**Work to be completed**
For this exercise, repeat all of the material verbatim apart from its images.

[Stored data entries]
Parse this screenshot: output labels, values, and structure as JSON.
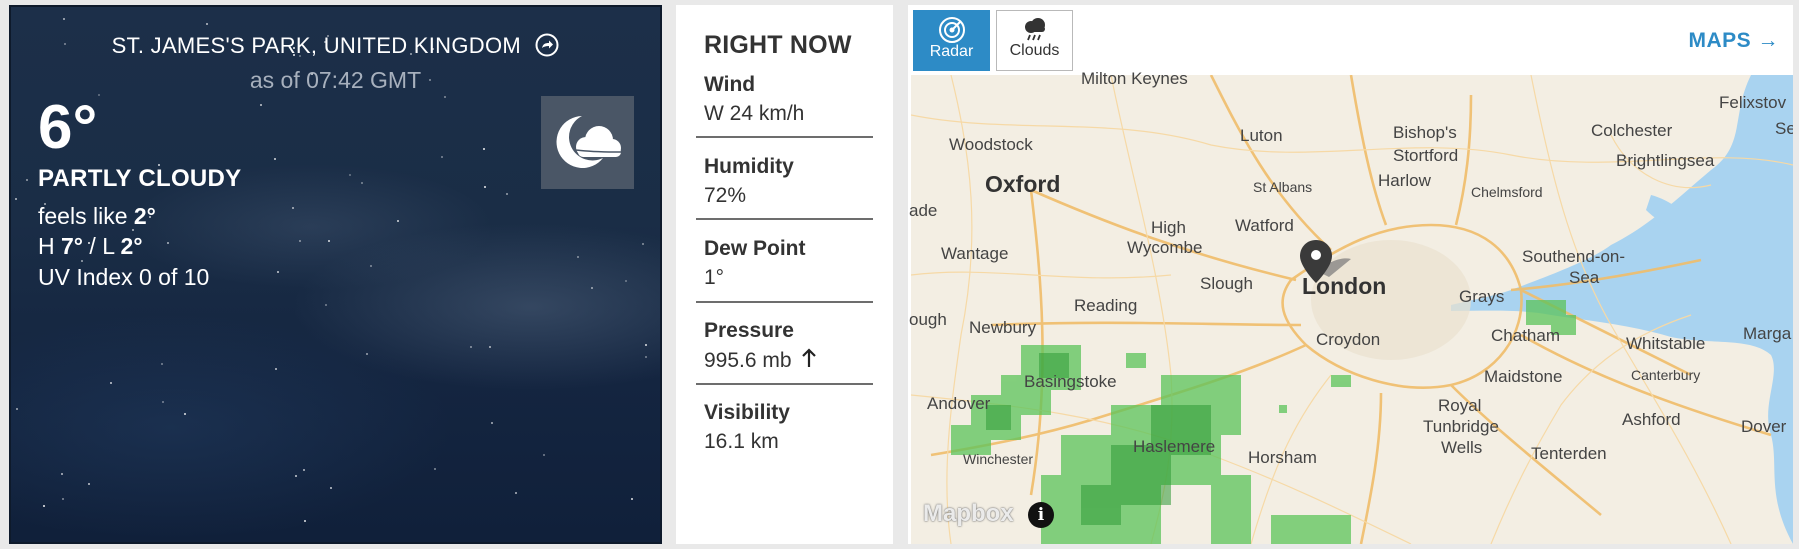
{
  "current": {
    "location": "ST. JAMES'S PARK, UNITED KINGDOM",
    "as_of": "as of 07:42 GMT",
    "temperature": "6°",
    "condition": "PARTLY CLOUDY",
    "feels_like_label": "feels like",
    "feels_like_value": "2°",
    "high_label": "H",
    "high_value": "7°",
    "low_label": "L",
    "low_value": "2°",
    "uv_index": "UV Index 0 of 10",
    "icon": "moon-cloud-icon"
  },
  "right_now": {
    "title": "RIGHT NOW",
    "items": [
      {
        "label": "Wind",
        "value": "W 24 km/h"
      },
      {
        "label": "Humidity",
        "value": "72%"
      },
      {
        "label": "Dew Point",
        "value": "1°"
      },
      {
        "label": "Pressure",
        "value": "995.6 mb",
        "trend_icon": "arrow-up-icon"
      },
      {
        "label": "Visibility",
        "value": "16.1 km"
      }
    ]
  },
  "map": {
    "buttons": [
      {
        "label": "Radar",
        "icon": "radar-icon",
        "active": true
      },
      {
        "label": "Clouds",
        "icon": "cloud-rain-icon",
        "active": false
      }
    ],
    "maps_link": "MAPS →",
    "attribution": "Mapbox",
    "info": "i",
    "places": {
      "milton_keynes": "Milton Keynes",
      "felixstowe": "Felixstov",
      "se": "Se",
      "luton": "Luton",
      "bishops_stortford_1": "Bishop's",
      "bishops_stortford_2": "Stortford",
      "colchester": "Colchester",
      "woodstock": "Woodstock",
      "brightlingsea": "Brightlingsea",
      "oxford": "Oxford",
      "harlow": "Harlow",
      "st_albans": "St Albans",
      "chelmsford": "Chelmsford",
      "ade": "ade",
      "high_wycombe_1": "High",
      "high_wycombe_2": "Wycombe",
      "watford": "Watford",
      "wantage": "Wantage",
      "southend_1": "Southend-on-",
      "southend_2": "Sea",
      "slough": "Slough",
      "london": "London",
      "reading": "Reading",
      "grays": "Grays",
      "ough": "ough",
      "newbury": "Newbury",
      "croydon": "Croydon",
      "chatham": "Chatham",
      "whitstable": "Whitstable",
      "marga": "Marga",
      "basingstoke": "Basingstoke",
      "maidstone": "Maidstone",
      "canterbury": "Canterbury",
      "andover": "Andover",
      "royal_tunbridge_1": "Royal",
      "royal_tunbridge_2": "Tunbridge",
      "royal_tunbridge_3": "Wells",
      "ashford": "Ashford",
      "dover": "Dover",
      "winchester": "Winchester",
      "haslemere": "Haslemere",
      "horsham": "Horsham",
      "tenterden": "Tenterden"
    }
  },
  "colors": {
    "accent": "#2d8bc6",
    "panel_dark": "#1a2d46",
    "radar_green": "#5cc45a",
    "sea": "#a9d3f0",
    "map_land": "#f3eee3",
    "roads": "#f2c47a"
  }
}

**Output below**
Parse this screenshot: output labels, values, and structure as JSON.
{
  "current": {
    "location": "ST. JAMES'S PARK, UNITED KINGDOM",
    "as_of": "as of 07:42 GMT",
    "temperature": "6°",
    "condition": "PARTLY CLOUDY",
    "feels_like_label": "feels like",
    "feels_like_value": "2°",
    "high_label": "H",
    "high_value": "7°",
    "low_label": "L",
    "low_value": "2°",
    "uv_index": "UV Index 0 of 10",
    "icon": "moon-cloud-icon"
  },
  "right_now": {
    "title": "RIGHT NOW",
    "items": [
      {
        "label": "Wind",
        "value": "W 24 km/h"
      },
      {
        "label": "Humidity",
        "value": "72%"
      },
      {
        "label": "Dew Point",
        "value": "1°"
      },
      {
        "label": "Pressure",
        "value": "995.6 mb",
        "trend_icon": "arrow-up-icon"
      },
      {
        "label": "Visibility",
        "value": "16.1 km"
      }
    ]
  },
  "map": {
    "buttons": [
      {
        "label": "Radar",
        "icon": "radar-icon",
        "active": true
      },
      {
        "label": "Clouds",
        "icon": "cloud-rain-icon",
        "active": false
      }
    ],
    "maps_link": "MAPS →",
    "attribution": "Mapbox",
    "info": "i",
    "places": {
      "milton_keynes": "Milton Keynes",
      "felixstowe": "Felixstov",
      "se": "Se",
      "luton": "Luton",
      "bishops_stortford_1": "Bishop's",
      "bishops_stortford_2": "Stortford",
      "colchester": "Colchester",
      "woodstock": "Woodstock",
      "brightlingsea": "Brightlingsea",
      "oxford": "Oxford",
      "harlow": "Harlow",
      "st_albans": "St Albans",
      "chelmsford": "Chelmsford",
      "ade": "ade",
      "high_wycombe_1": "High",
      "high_wycombe_2": "Wycombe",
      "watford": "Watford",
      "wantage": "Wantage",
      "southend_1": "Southend-on-",
      "southend_2": "Sea",
      "slough": "Slough",
      "london": "London",
      "reading": "Reading",
      "grays": "Grays",
      "ough": "ough",
      "newbury": "Newbury",
      "croydon": "Croydon",
      "chatham": "Chatham",
      "whitstable": "Whitstable",
      "marga": "Marga",
      "basingstoke": "Basingstoke",
      "maidstone": "Maidstone",
      "canterbury": "Canterbury",
      "andover": "Andover",
      "royal_tunbridge_1": "Royal",
      "royal_tunbridge_2": "Tunbridge",
      "royal_tunbridge_3": "Wells",
      "ashford": "Ashford",
      "dover": "Dover",
      "winchester": "Winchester",
      "haslemere": "Haslemere",
      "horsham": "Horsham",
      "tenterden": "Tenterden"
    }
  },
  "colors": {
    "accent": "#2d8bc6",
    "panel_dark": "#1a2d46",
    "radar_green": "#5cc45a",
    "sea": "#a9d3f0",
    "map_land": "#f3eee3",
    "roads": "#f2c47a"
  }
}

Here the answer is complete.